▶ _DIRECTIONS_
Copy each line of the entries beneath that contains the word "this".
:: RECORDS SUPPLIED
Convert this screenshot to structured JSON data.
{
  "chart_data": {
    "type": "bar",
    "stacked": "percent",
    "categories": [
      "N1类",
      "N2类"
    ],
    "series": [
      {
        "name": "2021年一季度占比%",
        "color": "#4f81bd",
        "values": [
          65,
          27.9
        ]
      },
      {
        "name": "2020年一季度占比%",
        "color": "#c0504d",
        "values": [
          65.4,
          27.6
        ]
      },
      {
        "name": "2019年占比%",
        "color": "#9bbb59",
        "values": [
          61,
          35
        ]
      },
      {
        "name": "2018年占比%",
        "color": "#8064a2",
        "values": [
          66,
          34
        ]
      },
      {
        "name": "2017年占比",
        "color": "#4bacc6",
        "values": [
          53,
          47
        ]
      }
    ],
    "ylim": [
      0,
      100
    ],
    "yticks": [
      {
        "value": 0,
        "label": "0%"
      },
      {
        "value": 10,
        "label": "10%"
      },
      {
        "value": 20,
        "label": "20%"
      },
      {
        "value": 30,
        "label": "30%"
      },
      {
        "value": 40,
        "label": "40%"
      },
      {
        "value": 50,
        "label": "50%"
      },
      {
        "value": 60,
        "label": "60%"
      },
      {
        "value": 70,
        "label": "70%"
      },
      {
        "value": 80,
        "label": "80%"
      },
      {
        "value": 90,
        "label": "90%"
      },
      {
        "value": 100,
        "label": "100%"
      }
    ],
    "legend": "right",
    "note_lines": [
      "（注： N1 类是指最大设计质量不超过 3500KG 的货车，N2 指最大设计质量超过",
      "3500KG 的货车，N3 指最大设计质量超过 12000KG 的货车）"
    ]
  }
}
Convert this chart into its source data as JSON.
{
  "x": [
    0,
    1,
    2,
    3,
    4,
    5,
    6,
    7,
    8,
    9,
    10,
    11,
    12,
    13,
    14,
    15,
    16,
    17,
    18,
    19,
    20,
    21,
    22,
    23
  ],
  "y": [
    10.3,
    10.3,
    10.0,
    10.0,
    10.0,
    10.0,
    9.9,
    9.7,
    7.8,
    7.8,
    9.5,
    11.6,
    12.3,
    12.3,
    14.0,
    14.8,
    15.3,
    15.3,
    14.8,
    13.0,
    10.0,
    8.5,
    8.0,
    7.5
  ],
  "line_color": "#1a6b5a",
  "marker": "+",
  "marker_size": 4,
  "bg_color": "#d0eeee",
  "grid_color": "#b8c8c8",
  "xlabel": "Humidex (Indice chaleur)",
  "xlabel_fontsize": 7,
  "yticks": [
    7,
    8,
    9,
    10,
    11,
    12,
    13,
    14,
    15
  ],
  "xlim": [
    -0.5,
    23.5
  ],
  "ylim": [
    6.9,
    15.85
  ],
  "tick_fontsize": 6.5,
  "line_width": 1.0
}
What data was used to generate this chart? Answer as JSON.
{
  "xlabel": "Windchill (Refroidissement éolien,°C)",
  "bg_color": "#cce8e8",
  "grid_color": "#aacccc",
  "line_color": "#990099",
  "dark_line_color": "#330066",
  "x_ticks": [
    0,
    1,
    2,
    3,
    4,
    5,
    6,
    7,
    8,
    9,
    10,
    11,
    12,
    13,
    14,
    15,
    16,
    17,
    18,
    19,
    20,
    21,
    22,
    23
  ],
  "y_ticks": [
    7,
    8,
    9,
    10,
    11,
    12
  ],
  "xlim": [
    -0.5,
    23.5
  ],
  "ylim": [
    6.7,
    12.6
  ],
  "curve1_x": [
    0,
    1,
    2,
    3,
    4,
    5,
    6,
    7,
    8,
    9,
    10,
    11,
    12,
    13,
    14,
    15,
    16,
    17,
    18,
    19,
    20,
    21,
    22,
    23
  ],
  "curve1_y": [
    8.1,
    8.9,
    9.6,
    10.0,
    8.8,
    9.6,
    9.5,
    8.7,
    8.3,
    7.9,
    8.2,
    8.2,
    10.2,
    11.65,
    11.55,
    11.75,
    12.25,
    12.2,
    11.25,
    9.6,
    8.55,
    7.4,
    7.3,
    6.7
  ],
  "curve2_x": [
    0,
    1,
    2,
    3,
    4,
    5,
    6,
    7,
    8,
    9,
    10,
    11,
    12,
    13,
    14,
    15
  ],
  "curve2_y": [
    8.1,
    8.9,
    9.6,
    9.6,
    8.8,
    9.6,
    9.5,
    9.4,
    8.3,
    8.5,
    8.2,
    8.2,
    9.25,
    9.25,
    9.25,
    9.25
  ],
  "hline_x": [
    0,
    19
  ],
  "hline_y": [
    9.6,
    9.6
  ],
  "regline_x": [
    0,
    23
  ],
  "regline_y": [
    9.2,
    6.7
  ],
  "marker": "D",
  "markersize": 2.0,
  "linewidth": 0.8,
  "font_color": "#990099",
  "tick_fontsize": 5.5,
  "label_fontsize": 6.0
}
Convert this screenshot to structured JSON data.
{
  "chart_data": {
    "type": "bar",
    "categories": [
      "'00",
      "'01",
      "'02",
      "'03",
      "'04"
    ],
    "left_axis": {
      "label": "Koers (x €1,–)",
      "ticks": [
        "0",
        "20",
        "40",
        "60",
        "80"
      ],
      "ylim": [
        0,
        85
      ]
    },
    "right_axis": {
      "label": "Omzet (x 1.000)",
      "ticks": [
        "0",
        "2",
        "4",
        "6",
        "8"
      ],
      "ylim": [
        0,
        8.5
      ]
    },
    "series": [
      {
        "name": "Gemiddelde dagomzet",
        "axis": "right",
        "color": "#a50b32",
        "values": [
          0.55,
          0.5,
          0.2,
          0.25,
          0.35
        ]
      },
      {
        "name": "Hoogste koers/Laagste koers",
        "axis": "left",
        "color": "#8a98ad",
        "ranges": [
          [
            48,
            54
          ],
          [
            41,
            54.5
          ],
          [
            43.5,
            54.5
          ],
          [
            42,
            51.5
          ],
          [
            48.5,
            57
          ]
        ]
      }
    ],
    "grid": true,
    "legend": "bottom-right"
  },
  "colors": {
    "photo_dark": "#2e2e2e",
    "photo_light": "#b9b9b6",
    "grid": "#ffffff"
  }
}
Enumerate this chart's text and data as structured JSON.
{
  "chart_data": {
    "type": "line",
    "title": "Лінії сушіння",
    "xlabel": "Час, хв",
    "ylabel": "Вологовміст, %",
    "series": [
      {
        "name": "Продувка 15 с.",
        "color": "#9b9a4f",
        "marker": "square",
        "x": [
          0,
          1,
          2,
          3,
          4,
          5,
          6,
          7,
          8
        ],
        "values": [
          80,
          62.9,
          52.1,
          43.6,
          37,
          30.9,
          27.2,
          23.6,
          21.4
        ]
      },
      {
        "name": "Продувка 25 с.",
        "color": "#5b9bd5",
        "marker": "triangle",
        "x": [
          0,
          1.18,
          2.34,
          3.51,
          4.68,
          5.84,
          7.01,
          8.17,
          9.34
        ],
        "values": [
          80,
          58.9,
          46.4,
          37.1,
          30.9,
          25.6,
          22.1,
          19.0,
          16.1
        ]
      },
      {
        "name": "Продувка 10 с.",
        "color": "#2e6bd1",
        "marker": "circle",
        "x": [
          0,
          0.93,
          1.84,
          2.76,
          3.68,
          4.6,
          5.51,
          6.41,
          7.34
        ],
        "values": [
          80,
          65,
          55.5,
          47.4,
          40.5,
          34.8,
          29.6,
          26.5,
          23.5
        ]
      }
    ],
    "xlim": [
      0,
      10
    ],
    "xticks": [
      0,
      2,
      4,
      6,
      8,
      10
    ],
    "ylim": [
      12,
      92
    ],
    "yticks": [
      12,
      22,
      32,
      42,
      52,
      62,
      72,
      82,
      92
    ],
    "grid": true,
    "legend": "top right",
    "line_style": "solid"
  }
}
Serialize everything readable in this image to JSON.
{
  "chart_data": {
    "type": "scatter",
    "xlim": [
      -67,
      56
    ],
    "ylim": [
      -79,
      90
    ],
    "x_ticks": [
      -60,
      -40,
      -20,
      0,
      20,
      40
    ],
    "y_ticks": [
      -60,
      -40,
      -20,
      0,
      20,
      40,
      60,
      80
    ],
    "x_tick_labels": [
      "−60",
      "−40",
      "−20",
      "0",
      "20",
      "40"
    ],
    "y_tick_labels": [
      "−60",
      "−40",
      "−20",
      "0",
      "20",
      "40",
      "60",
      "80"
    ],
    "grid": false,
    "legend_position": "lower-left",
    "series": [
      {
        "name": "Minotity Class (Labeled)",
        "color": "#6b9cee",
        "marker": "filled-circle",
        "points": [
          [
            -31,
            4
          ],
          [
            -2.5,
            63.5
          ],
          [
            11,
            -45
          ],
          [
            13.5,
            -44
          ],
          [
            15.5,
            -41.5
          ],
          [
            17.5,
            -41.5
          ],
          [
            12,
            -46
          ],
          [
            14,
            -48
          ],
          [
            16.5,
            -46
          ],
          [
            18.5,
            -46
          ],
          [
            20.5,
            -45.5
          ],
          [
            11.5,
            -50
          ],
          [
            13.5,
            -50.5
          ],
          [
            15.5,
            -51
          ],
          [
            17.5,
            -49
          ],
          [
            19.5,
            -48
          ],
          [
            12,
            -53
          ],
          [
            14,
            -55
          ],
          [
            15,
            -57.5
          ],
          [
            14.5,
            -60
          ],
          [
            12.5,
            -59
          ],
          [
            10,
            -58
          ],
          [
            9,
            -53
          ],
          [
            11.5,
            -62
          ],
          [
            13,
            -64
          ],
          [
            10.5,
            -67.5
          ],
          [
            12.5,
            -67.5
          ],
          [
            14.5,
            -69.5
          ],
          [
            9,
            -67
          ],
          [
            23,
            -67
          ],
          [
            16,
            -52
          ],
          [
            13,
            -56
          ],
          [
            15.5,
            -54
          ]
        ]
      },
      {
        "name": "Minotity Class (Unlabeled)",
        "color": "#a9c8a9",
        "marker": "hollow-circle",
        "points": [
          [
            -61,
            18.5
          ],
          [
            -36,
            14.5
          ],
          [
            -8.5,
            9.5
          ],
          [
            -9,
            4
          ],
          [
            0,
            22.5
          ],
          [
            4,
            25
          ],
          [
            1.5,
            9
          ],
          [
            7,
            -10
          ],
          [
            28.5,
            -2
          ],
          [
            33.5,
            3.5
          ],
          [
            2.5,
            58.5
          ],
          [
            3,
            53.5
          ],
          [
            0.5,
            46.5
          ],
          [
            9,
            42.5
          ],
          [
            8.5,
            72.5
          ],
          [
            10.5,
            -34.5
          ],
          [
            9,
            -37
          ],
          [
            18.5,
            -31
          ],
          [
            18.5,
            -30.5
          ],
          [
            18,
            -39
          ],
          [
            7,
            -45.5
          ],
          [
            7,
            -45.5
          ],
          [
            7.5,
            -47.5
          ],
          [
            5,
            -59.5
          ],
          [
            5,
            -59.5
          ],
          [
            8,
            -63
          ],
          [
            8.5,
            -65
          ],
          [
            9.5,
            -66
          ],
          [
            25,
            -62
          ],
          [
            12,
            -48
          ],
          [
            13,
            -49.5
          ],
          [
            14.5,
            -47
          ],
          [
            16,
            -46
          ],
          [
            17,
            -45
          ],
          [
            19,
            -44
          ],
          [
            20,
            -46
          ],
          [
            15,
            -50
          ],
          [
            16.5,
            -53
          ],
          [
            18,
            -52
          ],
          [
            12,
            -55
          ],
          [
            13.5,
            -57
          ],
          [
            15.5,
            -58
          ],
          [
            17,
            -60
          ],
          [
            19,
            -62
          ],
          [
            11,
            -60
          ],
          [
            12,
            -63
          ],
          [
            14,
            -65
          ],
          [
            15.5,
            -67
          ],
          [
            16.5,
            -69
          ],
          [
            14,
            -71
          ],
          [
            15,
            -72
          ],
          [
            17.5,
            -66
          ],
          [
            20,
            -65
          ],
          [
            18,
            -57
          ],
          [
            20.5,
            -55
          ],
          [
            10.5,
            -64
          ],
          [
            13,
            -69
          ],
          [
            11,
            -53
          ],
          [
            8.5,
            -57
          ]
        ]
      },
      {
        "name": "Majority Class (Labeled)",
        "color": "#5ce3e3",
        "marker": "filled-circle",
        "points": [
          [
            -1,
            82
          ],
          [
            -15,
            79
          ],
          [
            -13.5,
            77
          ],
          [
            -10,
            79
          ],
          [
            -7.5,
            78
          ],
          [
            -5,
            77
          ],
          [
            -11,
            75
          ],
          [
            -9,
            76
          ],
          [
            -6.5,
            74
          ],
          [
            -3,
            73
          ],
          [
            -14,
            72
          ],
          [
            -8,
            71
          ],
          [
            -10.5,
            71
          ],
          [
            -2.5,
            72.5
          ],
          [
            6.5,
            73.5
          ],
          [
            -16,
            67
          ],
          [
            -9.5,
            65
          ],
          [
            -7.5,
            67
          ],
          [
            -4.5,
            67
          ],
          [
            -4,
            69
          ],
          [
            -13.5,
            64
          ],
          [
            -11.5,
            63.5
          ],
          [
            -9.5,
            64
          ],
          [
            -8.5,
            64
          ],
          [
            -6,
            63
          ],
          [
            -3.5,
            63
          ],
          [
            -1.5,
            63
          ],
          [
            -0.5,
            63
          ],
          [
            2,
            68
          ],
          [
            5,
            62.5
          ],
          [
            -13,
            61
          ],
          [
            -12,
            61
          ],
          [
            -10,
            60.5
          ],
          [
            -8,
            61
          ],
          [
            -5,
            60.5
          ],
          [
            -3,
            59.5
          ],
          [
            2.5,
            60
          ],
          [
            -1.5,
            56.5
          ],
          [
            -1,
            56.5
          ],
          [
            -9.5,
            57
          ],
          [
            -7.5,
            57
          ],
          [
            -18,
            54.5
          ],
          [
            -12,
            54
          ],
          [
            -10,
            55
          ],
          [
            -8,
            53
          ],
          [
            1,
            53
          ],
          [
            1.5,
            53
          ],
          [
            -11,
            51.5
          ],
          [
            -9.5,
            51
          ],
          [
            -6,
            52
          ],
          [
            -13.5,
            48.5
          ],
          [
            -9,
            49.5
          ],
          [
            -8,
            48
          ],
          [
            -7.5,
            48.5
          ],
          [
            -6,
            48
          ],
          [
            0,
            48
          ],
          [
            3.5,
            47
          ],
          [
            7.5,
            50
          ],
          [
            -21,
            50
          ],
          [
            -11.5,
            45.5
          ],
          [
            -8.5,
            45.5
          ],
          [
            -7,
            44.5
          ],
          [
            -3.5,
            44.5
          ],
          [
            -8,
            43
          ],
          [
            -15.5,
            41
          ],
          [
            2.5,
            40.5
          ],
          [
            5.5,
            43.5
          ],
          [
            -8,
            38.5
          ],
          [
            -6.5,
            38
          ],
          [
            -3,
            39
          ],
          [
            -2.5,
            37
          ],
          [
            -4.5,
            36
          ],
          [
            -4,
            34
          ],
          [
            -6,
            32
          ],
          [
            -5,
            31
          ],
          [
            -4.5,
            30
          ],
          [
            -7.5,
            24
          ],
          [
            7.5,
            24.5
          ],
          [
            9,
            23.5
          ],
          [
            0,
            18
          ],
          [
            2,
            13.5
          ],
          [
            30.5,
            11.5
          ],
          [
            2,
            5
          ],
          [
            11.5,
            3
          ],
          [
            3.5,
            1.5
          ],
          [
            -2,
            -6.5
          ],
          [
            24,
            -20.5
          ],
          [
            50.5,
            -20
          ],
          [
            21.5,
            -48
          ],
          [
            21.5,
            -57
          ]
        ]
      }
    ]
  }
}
::::
▶ _REPLY_
Convert this screenshot to structured JSON data.
Convert this chart into its source data as JSON.
What data was used to generate this chart? Answer as JSON.
Convert this screenshot to structured JSON data.
Enumerate this chart's text and data as structured JSON.
Serialize everything readable in this image to JSON.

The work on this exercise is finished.